▸ Prompt
Retype the items below, beginning with their first line and continuing through the line containing "x-tick-label: 200 xyxy=(806,452,838,472)", with both lines included.

▸ Data extract
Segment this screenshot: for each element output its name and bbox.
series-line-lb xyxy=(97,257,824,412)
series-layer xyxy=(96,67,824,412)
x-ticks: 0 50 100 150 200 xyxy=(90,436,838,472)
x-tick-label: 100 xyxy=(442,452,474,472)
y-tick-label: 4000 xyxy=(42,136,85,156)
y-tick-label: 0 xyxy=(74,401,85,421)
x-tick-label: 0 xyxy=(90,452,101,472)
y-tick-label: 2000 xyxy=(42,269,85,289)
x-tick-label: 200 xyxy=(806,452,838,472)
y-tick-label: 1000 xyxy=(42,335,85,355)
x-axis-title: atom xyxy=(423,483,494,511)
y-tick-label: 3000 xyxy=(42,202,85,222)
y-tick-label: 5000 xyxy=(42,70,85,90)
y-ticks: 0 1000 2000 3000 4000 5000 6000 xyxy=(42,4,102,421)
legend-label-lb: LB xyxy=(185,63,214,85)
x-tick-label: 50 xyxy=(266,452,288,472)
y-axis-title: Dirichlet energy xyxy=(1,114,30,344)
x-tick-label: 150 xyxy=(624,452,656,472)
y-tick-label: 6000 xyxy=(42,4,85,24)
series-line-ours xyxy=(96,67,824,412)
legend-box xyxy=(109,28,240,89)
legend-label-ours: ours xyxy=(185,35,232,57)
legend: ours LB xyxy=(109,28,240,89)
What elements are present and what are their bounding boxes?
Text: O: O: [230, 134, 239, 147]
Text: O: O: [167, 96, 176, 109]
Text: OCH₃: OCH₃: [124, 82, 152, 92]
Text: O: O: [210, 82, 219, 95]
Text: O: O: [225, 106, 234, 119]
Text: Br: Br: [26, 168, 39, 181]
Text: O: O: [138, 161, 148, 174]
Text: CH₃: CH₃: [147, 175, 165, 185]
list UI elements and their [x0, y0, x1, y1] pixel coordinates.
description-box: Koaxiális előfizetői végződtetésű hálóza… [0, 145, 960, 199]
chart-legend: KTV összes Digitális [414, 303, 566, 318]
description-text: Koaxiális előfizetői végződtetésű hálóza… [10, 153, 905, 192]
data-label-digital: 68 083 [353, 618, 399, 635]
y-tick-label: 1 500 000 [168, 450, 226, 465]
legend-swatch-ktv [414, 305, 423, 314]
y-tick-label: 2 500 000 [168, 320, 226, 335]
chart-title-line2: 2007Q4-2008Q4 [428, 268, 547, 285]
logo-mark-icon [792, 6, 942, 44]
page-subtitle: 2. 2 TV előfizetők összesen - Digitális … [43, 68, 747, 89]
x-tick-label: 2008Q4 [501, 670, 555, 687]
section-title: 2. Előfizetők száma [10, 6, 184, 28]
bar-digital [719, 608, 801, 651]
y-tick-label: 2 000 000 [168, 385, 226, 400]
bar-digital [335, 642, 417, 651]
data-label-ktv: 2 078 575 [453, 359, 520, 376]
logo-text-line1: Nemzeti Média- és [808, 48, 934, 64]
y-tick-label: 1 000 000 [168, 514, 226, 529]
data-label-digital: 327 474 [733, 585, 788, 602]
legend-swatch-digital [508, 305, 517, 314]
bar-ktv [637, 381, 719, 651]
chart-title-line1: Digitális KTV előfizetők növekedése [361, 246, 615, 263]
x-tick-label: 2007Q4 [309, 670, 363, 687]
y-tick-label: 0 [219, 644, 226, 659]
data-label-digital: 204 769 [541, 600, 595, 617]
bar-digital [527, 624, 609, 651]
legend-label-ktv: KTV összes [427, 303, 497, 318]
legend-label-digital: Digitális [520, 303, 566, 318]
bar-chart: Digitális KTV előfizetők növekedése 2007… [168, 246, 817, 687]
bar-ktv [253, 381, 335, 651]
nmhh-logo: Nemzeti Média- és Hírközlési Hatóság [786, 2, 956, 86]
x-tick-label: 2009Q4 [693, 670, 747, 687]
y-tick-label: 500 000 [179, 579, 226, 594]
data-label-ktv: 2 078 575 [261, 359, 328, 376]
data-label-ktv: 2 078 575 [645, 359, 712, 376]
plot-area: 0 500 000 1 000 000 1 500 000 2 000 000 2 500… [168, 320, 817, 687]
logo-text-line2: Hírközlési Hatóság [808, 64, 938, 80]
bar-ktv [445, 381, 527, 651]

▸ Expected answer
Segment this screenshot: for each element output its name and bbox.
series-line-lb xyxy=(97,257,824,412)
series-layer xyxy=(96,67,824,412)
x-ticks: 0 50 100 150 200 xyxy=(90,436,838,472)
x-tick-label: 100 xyxy=(442,452,474,472)
y-tick-label: 4000 xyxy=(42,136,85,156)
y-tick-label: 0 xyxy=(74,401,85,421)
x-tick-label: 0 xyxy=(90,452,101,472)
y-tick-label: 2000 xyxy=(42,269,85,289)
x-tick-label: 200 xyxy=(806,452,838,472)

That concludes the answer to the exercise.